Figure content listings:
-*-*-
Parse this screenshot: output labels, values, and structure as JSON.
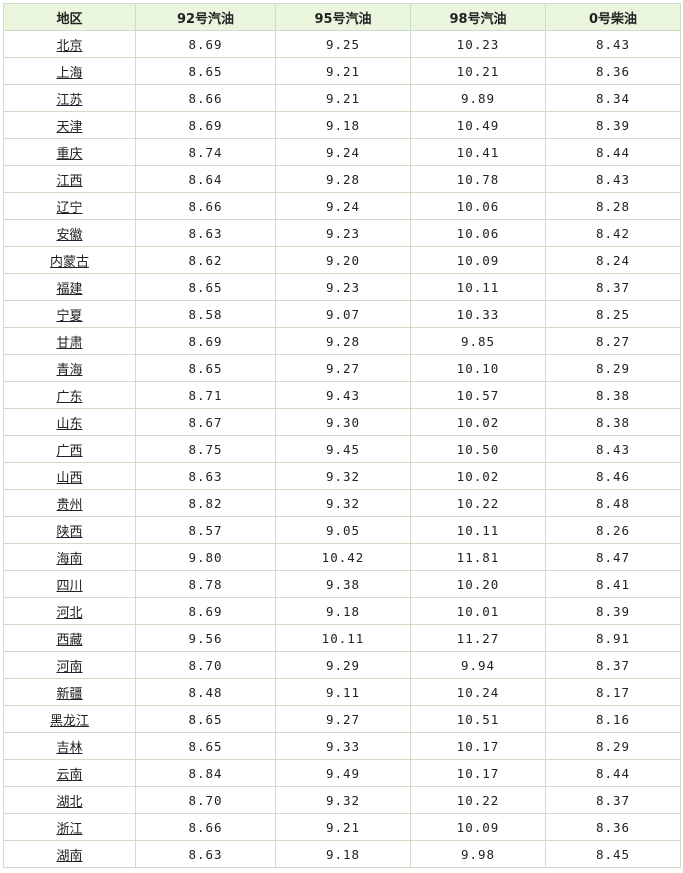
{
  "table": {
    "header": [
      "地区",
      "92号汽油",
      "95号汽油",
      "98号汽油",
      "0号柴油"
    ],
    "rows": [
      [
        "北京",
        "8.69",
        "9.25",
        "10.23",
        "8.43"
      ],
      [
        "上海",
        "8.65",
        "9.21",
        "10.21",
        "8.36"
      ],
      [
        "江苏",
        "8.66",
        "9.21",
        "9.89",
        "8.34"
      ],
      [
        "天津",
        "8.69",
        "9.18",
        "10.49",
        "8.39"
      ],
      [
        "重庆",
        "8.74",
        "9.24",
        "10.41",
        "8.44"
      ],
      [
        "江西",
        "8.64",
        "9.28",
        "10.78",
        "8.43"
      ],
      [
        "辽宁",
        "8.66",
        "9.24",
        "10.06",
        "8.28"
      ],
      [
        "安徽",
        "8.63",
        "9.23",
        "10.06",
        "8.42"
      ],
      [
        "内蒙古",
        "8.62",
        "9.20",
        "10.09",
        "8.24"
      ],
      [
        "福建",
        "8.65",
        "9.23",
        "10.11",
        "8.37"
      ],
      [
        "宁夏",
        "8.58",
        "9.07",
        "10.33",
        "8.25"
      ],
      [
        "甘肃",
        "8.69",
        "9.28",
        "9.85",
        "8.27"
      ],
      [
        "青海",
        "8.65",
        "9.27",
        "10.10",
        "8.29"
      ],
      [
        "广东",
        "8.71",
        "9.43",
        "10.57",
        "8.38"
      ],
      [
        "山东",
        "8.67",
        "9.30",
        "10.02",
        "8.38"
      ],
      [
        "广西",
        "8.75",
        "9.45",
        "10.50",
        "8.43"
      ],
      [
        "山西",
        "8.63",
        "9.32",
        "10.02",
        "8.46"
      ],
      [
        "贵州",
        "8.82",
        "9.32",
        "10.22",
        "8.48"
      ],
      [
        "陕西",
        "8.57",
        "9.05",
        "10.11",
        "8.26"
      ],
      [
        "海南",
        "9.80",
        "10.42",
        "11.81",
        "8.47"
      ],
      [
        "四川",
        "8.78",
        "9.38",
        "10.20",
        "8.41"
      ],
      [
        "河北",
        "8.69",
        "9.18",
        "10.01",
        "8.39"
      ],
      [
        "西藏",
        "9.56",
        "10.11",
        "11.27",
        "8.91"
      ],
      [
        "河南",
        "8.70",
        "9.29",
        "9.94",
        "8.37"
      ],
      [
        "新疆",
        "8.48",
        "9.11",
        "10.24",
        "8.17"
      ],
      [
        "黑龙江",
        "8.65",
        "9.27",
        "10.51",
        "8.16"
      ],
      [
        "吉林",
        "8.65",
        "9.33",
        "10.17",
        "8.29"
      ],
      [
        "云南",
        "8.84",
        "9.49",
        "10.17",
        "8.44"
      ],
      [
        "湖北",
        "8.70",
        "9.32",
        "10.22",
        "8.37"
      ],
      [
        "浙江",
        "8.66",
        "9.21",
        "10.09",
        "8.36"
      ],
      [
        "湖南",
        "8.63",
        "9.18",
        "9.98",
        "8.45"
      ]
    ]
  }
}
-*-*-
### Problem description
Reproduce the listing exactly. Leave its pictures out.

### Task response
Parse this screenshot: output labels, values, and structure as JSON.
{
  "table": {
    "header": [
      "地区",
      "92号汽油",
      "95号汽油",
      "98号汽油",
      "0号柴油"
    ],
    "rows": [
      [
        "北京",
        "8.69",
        "9.25",
        "10.23",
        "8.43"
      ],
      [
        "上海",
        "8.65",
        "9.21",
        "10.21",
        "8.36"
      ],
      [
        "江苏",
        "8.66",
        "9.21",
        "9.89",
        "8.34"
      ],
      [
        "天津",
        "8.69",
        "9.18",
        "10.49",
        "8.39"
      ],
      [
        "重庆",
        "8.74",
        "9.24",
        "10.41",
        "8.44"
      ],
      [
        "江西",
        "8.64",
        "9.28",
        "10.78",
        "8.43"
      ],
      [
        "辽宁",
        "8.66",
        "9.24",
        "10.06",
        "8.28"
      ],
      [
        "安徽",
        "8.63",
        "9.23",
        "10.06",
        "8.42"
      ],
      [
        "内蒙古",
        "8.62",
        "9.20",
        "10.09",
        "8.24"
      ],
      [
        "福建",
        "8.65",
        "9.23",
        "10.11",
        "8.37"
      ],
      [
        "宁夏",
        "8.58",
        "9.07",
        "10.33",
        "8.25"
      ],
      [
        "甘肃",
        "8.69",
        "9.28",
        "9.85",
        "8.27"
      ],
      [
        "青海",
        "8.65",
        "9.27",
        "10.10",
        "8.29"
      ],
      [
        "广东",
        "8.71",
        "9.43",
        "10.57",
        "8.38"
      ],
      [
        "山东",
        "8.67",
        "9.30",
        "10.02",
        "8.38"
      ],
      [
        "广西",
        "8.75",
        "9.45",
        "10.50",
        "8.43"
      ],
      [
        "山西",
        "8.63",
        "9.32",
        "10.02",
        "8.46"
      ],
      [
        "贵州",
        "8.82",
        "9.32",
        "10.22",
        "8.48"
      ],
      [
        "陕西",
        "8.57",
        "9.05",
        "10.11",
        "8.26"
      ],
      [
        "海南",
        "9.80",
        "10.42",
        "11.81",
        "8.47"
      ],
      [
        "四川",
        "8.78",
        "9.38",
        "10.20",
        "8.41"
      ],
      [
        "河北",
        "8.69",
        "9.18",
        "10.01",
        "8.39"
      ],
      [
        "西藏",
        "9.56",
        "10.11",
        "11.27",
        "8.91"
      ],
      [
        "河南",
        "8.70",
        "9.29",
        "9.94",
        "8.37"
      ],
      [
        "新疆",
        "8.48",
        "9.11",
        "10.24",
        "8.17"
      ],
      [
        "黑龙江",
        "8.65",
        "9.27",
        "10.51",
        "8.16"
      ],
      [
        "吉林",
        "8.65",
        "9.33",
        "10.17",
        "8.29"
      ],
      [
        "云南",
        "8.84",
        "9.49",
        "10.17",
        "8.44"
      ],
      [
        "湖北",
        "8.70",
        "9.32",
        "10.22",
        "8.37"
      ],
      [
        "浙江",
        "8.66",
        "9.21",
        "10.09",
        "8.36"
      ],
      [
        "湖南",
        "8.63",
        "9.18",
        "9.98",
        "8.45"
      ]
    ]
  }
}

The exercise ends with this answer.